▶ _Stated goal_
Extract the full listing below without altering a single character.

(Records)
◆ ◆ ◆ ◆ ◆

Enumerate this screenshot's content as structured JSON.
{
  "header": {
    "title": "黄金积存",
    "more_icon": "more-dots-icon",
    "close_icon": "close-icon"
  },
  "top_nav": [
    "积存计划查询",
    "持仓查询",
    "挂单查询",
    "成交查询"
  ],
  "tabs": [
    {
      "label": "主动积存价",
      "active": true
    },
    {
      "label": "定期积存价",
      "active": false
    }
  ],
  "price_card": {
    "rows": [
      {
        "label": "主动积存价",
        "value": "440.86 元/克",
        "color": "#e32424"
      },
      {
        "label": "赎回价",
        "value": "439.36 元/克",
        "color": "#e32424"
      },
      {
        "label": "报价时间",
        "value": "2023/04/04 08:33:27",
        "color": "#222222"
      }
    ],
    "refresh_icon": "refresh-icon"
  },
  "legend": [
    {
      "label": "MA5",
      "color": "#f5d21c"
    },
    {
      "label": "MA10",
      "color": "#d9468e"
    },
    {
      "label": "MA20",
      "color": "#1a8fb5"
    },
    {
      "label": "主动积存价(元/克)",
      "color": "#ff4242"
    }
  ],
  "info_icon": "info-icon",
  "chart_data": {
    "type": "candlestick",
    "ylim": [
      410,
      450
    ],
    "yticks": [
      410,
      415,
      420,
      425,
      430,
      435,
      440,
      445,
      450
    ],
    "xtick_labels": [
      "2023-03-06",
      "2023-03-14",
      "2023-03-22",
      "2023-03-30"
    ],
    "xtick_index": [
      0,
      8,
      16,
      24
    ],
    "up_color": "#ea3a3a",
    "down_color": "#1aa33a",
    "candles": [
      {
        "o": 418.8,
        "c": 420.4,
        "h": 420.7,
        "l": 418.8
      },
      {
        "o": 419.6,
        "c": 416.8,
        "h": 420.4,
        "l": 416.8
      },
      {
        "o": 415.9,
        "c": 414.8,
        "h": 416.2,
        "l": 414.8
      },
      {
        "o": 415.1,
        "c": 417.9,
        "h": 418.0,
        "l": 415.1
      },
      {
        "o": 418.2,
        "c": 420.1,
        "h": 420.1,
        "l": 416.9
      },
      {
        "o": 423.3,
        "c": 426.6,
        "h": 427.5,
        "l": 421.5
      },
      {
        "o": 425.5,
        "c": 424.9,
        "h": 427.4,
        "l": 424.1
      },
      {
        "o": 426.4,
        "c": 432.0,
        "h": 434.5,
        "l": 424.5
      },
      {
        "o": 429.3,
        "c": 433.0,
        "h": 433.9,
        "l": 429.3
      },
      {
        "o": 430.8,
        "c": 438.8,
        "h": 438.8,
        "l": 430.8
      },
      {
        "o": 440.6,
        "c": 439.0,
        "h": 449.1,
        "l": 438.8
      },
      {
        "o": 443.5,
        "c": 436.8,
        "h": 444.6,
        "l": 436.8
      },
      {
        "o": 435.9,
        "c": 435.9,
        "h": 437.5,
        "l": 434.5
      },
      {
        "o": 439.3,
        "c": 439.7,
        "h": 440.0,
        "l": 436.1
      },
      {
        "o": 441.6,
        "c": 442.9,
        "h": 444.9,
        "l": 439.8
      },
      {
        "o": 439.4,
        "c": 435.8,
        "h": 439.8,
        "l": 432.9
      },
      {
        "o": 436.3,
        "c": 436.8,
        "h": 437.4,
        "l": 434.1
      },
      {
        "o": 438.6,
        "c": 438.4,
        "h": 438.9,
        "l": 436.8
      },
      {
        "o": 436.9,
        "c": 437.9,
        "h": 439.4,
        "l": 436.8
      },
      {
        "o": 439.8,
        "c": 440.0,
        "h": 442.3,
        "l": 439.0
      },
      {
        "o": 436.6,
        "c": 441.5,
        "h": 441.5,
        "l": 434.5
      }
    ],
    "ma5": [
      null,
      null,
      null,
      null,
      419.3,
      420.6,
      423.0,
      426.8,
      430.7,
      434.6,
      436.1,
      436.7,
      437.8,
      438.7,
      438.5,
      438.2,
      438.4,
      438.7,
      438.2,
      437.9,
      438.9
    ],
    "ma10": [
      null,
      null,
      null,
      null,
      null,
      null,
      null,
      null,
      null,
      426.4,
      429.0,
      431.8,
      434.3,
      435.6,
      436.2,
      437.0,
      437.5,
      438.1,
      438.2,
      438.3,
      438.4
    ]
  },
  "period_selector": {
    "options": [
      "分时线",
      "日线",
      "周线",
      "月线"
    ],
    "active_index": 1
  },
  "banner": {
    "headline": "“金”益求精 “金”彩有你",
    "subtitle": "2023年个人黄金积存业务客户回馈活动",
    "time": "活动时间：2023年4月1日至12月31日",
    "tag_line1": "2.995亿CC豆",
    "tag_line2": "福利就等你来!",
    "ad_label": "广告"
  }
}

◆ ◆ ◆ ◆ ◆

▶ _Written response_
Enumerate this screenshot's content as structured JSON.
{
  "header": {
    "title": "黄金积存",
    "more_icon": "more-dots-icon",
    "close_icon": "close-icon"
  },
  "top_nav": [
    "积存计划查询",
    "持仓查询",
    "挂单查询",
    "成交查询"
  ],
  "tabs": [
    {
      "label": "主动积存价",
      "active": true
    },
    {
      "label": "定期积存价",
      "active": false
    }
  ],
  "price_card": {
    "rows": [
      {
        "label": "主动积存价",
        "value": "440.86 元/克",
        "color": "#e32424"
      },
      {
        "label": "赎回价",
        "value": "439.36 元/克",
        "color": "#e32424"
      },
      {
        "label": "报价时间",
        "value": "2023/04/04 08:33:27",
        "color": "#222222"
      }
    ],
    "refresh_icon": "refresh-icon"
  },
  "legend": [
    {
      "label": "MA5",
      "color": "#f5d21c"
    },
    {
      "label": "MA10",
      "color": "#d9468e"
    },
    {
      "label": "MA20",
      "color": "#1a8fb5"
    },
    {
      "label": "主动积存价(元/克)",
      "color": "#ff4242"
    }
  ],
  "info_icon": "info-icon",
  "chart_data": {
    "type": "candlestick",
    "ylim": [
      410,
      450
    ],
    "yticks": [
      410,
      415,
      420,
      425,
      430,
      435,
      440,
      445,
      450
    ],
    "xtick_labels": [
      "2023-03-06",
      "2023-03-14",
      "2023-03-22",
      "2023-03-30"
    ],
    "xtick_index": [
      0,
      8,
      16,
      24
    ],
    "up_color": "#ea3a3a",
    "down_color": "#1aa33a",
    "candles": [
      {
        "o": 418.8,
        "c": 420.4,
        "h": 420.7,
        "l": 418.8
      },
      {
        "o": 419.6,
        "c": 416.8,
        "h": 420.4,
        "l": 416.8
      },
      {
        "o": 415.9,
        "c": 414.8,
        "h": 416.2,
        "l": 414.8
      },
      {
        "o": 415.1,
        "c": 417.9,
        "h": 418.0,
        "l": 415.1
      },
      {
        "o": 418.2,
        "c": 420.1,
        "h": 420.1,
        "l": 416.9
      },
      {
        "o": 423.3,
        "c": 426.6,
        "h": 427.5,
        "l": 421.5
      },
      {
        "o": 425.5,
        "c": 424.9,
        "h": 427.4,
        "l": 424.1
      },
      {
        "o": 426.4,
        "c": 432.0,
        "h": 434.5,
        "l": 424.5
      },
      {
        "o": 429.3,
        "c": 433.0,
        "h": 433.9,
        "l": 429.3
      },
      {
        "o": 430.8,
        "c": 438.8,
        "h": 438.8,
        "l": 430.8
      },
      {
        "o": 440.6,
        "c": 439.0,
        "h": 449.1,
        "l": 438.8
      },
      {
        "o": 443.5,
        "c": 436.8,
        "h": 444.6,
        "l": 436.8
      },
      {
        "o": 435.9,
        "c": 435.9,
        "h": 437.5,
        "l": 434.5
      },
      {
        "o": 439.3,
        "c": 439.7,
        "h": 440.0,
        "l": 436.1
      },
      {
        "o": 441.6,
        "c": 442.9,
        "h": 444.9,
        "l": 439.8
      },
      {
        "o": 439.4,
        "c": 435.8,
        "h": 439.8,
        "l": 432.9
      },
      {
        "o": 436.3,
        "c": 436.8,
        "h": 437.4,
        "l": 434.1
      },
      {
        "o": 438.6,
        "c": 438.4,
        "h": 438.9,
        "l": 436.8
      },
      {
        "o": 436.9,
        "c": 437.9,
        "h": 439.4,
        "l": 436.8
      },
      {
        "o": 439.8,
        "c": 440.0,
        "h": 442.3,
        "l": 439.0
      },
      {
        "o": 436.6,
        "c": 441.5,
        "h": 441.5,
        "l": 434.5
      }
    ],
    "ma5": [
      null,
      null,
      null,
      null,
      419.3,
      420.6,
      423.0,
      426.8,
      430.7,
      434.6,
      436.1,
      436.7,
      437.8,
      438.7,
      438.5,
      438.2,
      438.4,
      438.7,
      438.2,
      437.9,
      438.9
    ],
    "ma10": [
      null,
      null,
      null,
      null,
      null,
      null,
      null,
      null,
      null,
      426.4,
      429.0,
      431.8,
      434.3,
      435.6,
      436.2,
      437.0,
      437.5,
      438.1,
      438.2,
      438.3,
      438.4
    ]
  },
  "period_selector": {
    "options": [
      "分时线",
      "日线",
      "周线",
      "月线"
    ],
    "active_index": 1
  },
  "banner": {
    "headline": "“金”益求精 “金”彩有你",
    "subtitle": "2023年个人黄金积存业务客户回馈活动",
    "time": "活动时间：2023年4月1日至12月31日",
    "tag_line1": "2.995亿CC豆",
    "tag_line2": "福利就等你来!",
    "ad_label": "广告"
  }
}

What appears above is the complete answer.